Work request
Return all lines in the material below that contain "title".

Data excerpts
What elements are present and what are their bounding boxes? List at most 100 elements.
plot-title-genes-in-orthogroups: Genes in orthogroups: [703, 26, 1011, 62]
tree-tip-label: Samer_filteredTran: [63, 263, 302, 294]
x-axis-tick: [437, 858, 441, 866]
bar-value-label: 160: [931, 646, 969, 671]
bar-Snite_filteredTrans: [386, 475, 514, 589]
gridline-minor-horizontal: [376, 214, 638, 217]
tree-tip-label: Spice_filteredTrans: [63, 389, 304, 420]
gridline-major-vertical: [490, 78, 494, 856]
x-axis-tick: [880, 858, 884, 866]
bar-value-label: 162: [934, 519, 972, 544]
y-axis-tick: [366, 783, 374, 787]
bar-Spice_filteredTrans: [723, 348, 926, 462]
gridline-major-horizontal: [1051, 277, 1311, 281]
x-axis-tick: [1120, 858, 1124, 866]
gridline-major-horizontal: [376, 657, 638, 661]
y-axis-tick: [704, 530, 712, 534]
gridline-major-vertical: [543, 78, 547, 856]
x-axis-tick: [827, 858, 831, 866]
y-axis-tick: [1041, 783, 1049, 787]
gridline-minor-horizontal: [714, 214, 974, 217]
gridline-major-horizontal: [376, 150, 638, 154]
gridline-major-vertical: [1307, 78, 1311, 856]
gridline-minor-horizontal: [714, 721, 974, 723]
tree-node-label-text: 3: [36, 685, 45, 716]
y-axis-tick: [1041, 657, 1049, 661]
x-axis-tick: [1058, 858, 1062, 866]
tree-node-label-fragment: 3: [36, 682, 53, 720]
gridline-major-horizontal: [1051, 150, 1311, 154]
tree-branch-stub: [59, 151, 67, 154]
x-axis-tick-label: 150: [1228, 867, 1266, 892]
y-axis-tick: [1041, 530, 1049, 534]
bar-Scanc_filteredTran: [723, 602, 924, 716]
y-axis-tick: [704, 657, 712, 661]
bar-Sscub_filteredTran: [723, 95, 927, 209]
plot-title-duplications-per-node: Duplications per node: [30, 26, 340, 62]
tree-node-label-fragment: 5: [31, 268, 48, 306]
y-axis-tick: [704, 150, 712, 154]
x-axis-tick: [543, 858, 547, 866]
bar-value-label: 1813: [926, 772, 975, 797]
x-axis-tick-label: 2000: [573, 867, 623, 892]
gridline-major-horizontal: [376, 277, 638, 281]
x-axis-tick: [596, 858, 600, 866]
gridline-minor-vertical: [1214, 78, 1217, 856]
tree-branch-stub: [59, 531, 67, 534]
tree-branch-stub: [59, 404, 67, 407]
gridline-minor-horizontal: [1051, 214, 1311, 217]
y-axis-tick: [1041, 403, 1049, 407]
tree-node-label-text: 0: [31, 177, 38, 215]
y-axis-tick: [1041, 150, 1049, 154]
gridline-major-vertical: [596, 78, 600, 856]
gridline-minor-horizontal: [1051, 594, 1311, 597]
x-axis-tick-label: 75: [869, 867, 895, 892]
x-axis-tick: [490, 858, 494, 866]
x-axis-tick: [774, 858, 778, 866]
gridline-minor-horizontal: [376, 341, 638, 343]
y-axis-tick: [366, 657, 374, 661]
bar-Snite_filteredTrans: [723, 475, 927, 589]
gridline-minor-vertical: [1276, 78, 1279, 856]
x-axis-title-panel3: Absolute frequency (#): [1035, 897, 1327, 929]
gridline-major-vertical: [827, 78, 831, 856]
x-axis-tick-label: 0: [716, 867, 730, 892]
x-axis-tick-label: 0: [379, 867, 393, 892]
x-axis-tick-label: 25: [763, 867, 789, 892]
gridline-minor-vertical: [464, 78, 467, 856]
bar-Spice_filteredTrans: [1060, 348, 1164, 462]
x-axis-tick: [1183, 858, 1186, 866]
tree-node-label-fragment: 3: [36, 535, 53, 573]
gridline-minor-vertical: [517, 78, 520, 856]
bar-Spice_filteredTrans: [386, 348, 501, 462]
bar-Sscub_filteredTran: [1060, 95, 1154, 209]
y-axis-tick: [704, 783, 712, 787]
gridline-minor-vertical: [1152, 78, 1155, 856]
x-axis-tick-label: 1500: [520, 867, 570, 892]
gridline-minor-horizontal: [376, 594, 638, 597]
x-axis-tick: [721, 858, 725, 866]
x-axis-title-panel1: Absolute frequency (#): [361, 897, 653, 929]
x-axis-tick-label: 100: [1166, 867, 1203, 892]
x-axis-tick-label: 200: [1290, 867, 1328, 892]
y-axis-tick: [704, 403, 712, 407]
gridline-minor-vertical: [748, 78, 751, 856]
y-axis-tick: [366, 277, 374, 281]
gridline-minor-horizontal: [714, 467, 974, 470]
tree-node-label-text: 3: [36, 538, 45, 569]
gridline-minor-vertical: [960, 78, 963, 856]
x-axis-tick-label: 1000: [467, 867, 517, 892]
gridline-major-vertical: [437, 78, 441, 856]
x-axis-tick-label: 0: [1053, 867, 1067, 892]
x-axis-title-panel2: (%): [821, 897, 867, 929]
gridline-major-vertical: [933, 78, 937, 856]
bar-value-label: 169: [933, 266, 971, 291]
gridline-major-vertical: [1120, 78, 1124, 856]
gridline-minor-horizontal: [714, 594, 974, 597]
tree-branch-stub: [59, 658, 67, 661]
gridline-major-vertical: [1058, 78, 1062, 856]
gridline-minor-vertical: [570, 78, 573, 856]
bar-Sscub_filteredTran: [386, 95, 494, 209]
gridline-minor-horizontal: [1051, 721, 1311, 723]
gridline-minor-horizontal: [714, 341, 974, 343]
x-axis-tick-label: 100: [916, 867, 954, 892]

Answer for the task
plot-title-genes-in-orthogroups: Genes in orthogroups: [703, 26, 1011, 62]
plot-title-duplications-per-node: Duplications per node: [30, 26, 340, 62]
x-axis-title-panel3: Absolute frequency (#): [1035, 897, 1327, 929]
x-axis-title-panel1: Absolute frequency (#): [361, 897, 653, 929]
x-axis-title-panel2: (%): [821, 897, 867, 929]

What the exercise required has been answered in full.